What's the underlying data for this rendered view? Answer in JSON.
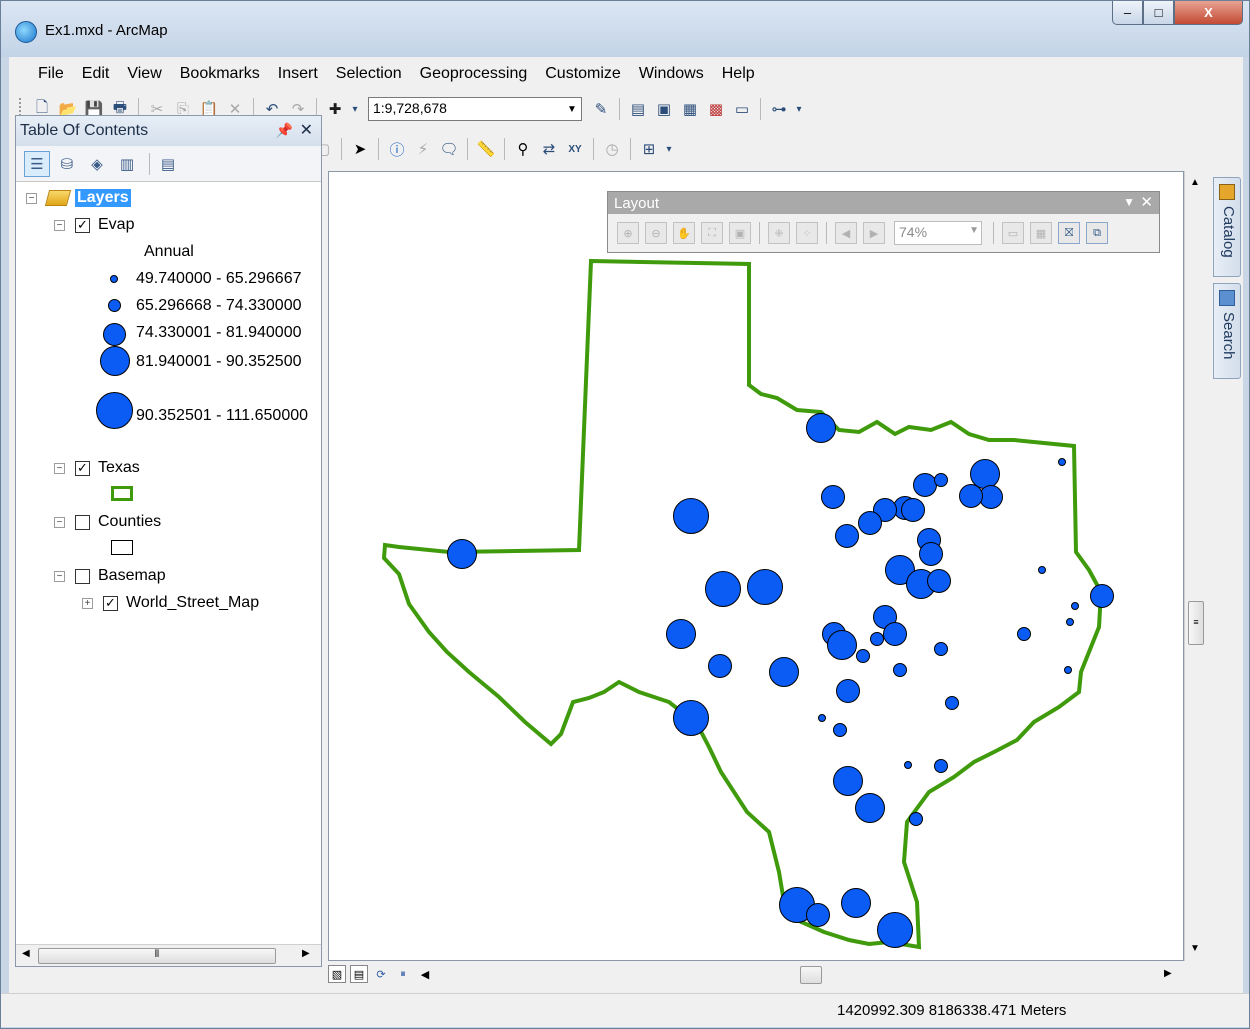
{
  "window": {
    "title": "Ex1.mxd - ArcMap",
    "controls": {
      "minimize": "–",
      "maximize": "□",
      "close": "X"
    }
  },
  "menu": [
    "File",
    "Edit",
    "View",
    "Bookmarks",
    "Insert",
    "Selection",
    "Geoprocessing",
    "Customize",
    "Windows",
    "Help"
  ],
  "toolbar": {
    "scale": "1:9,728,678"
  },
  "toc": {
    "title": "Table Of Contents",
    "root_label": "Layers",
    "evap_label": "Evap",
    "evap_field": "Annual",
    "evap_classes": [
      "49.740000 - 65.296667",
      "65.296668 - 74.330000",
      "74.330001 - 81.940000",
      "81.940001 - 90.352500",
      "90.352501 - 111.650000"
    ],
    "texas_label": "Texas",
    "counties_label": "Counties",
    "basemap_label": "Basemap",
    "world_street_label": "World_Street_Map",
    "checked": {
      "evap": true,
      "texas": true,
      "counties": false,
      "basemap": false,
      "world_street": true
    }
  },
  "layout_toolbar": {
    "title": "Layout",
    "zoom": "74%"
  },
  "side_tabs": {
    "catalog": "Catalog",
    "search": "Search"
  },
  "status": {
    "coords": "1420992.309  8186338.471 Meters"
  },
  "map": {
    "outline_color": "#3f9b0b",
    "point_color": "#0a5cf5",
    "points": [
      {
        "c": 3
      },
      {
        "c": 3
      },
      {
        "c": 2
      },
      {
        "c": 2
      },
      {
        "c": 2
      },
      {
        "c": 1
      },
      {
        "c": 1
      }
    ]
  }
}
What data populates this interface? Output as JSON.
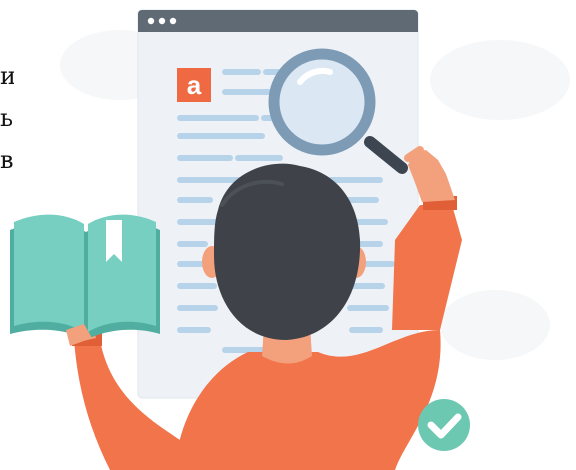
{
  "edge_text": {
    "line1": "и",
    "line2": "ь",
    "line3": "в"
  },
  "logo": {
    "letter": "a",
    "color": "#ef6a43"
  },
  "colors": {
    "page": "#eef2f6",
    "page_bar": "#5f6a75",
    "text_lines": "#b7d3ea",
    "magnifier_rim": "#7e9bb6",
    "hair": "#3f4349",
    "shirt": "#f2744a",
    "skin": "#f3a07d",
    "book_cover": "#76cfc0",
    "book_pages": "#5fbfae",
    "check_badge": "#6dc8b1"
  },
  "icons": [
    "window-dots-icon",
    "magnifier-icon",
    "book-icon",
    "checkmark-icon"
  ]
}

**Task brief:** All of the entries above should be copied exactly, except for the pictures.

**The result:**
What's the underlying data for this rendered view? Answer in JSON.
{
  "window": {
    "title": "Ex1.mxd - ArcMap",
    "controls": {
      "minimize": "–",
      "maximize": "□",
      "close": "X"
    }
  },
  "menu": [
    "File",
    "Edit",
    "View",
    "Bookmarks",
    "Insert",
    "Selection",
    "Geoprocessing",
    "Customize",
    "Windows",
    "Help"
  ],
  "toolbar": {
    "scale": "1:9,728,678"
  },
  "toc": {
    "title": "Table Of Contents",
    "root_label": "Layers",
    "evap_label": "Evap",
    "evap_field": "Annual",
    "evap_classes": [
      "49.740000 - 65.296667",
      "65.296668 - 74.330000",
      "74.330001 - 81.940000",
      "81.940001 - 90.352500",
      "90.352501 - 111.650000"
    ],
    "texas_label": "Texas",
    "counties_label": "Counties",
    "basemap_label": "Basemap",
    "world_street_label": "World_Street_Map",
    "checked": {
      "evap": true,
      "texas": true,
      "counties": false,
      "basemap": false,
      "world_street": true
    }
  },
  "layout_toolbar": {
    "title": "Layout",
    "zoom": "74%"
  },
  "side_tabs": {
    "catalog": "Catalog",
    "search": "Search"
  },
  "status": {
    "coords": "1420992.309  8186338.471 Meters"
  },
  "map": {
    "outline_color": "#3f9b0b",
    "point_color": "#0a5cf5",
    "points": [
      {
        "c": 3
      },
      {
        "c": 3
      },
      {
        "c": 2
      },
      {
        "c": 2
      },
      {
        "c": 2
      },
      {
        "c": 1
      },
      {
        "c": 1
      }
    ]
  }
}
What data populates this interface? Output as JSON.
{
  "edge_text": {
    "line1": "и",
    "line2": "ь",
    "line3": "в"
  },
  "logo": {
    "letter": "a",
    "color": "#ef6a43"
  },
  "colors": {
    "page": "#eef2f6",
    "page_bar": "#5f6a75",
    "text_lines": "#b7d3ea",
    "magnifier_rim": "#7e9bb6",
    "hair": "#3f4349",
    "shirt": "#f2744a",
    "skin": "#f3a07d",
    "book_cover": "#76cfc0",
    "book_pages": "#5fbfae",
    "check_badge": "#6dc8b1"
  },
  "icons": [
    "window-dots-icon",
    "magnifier-icon",
    "book-icon",
    "checkmark-icon"
  ]
}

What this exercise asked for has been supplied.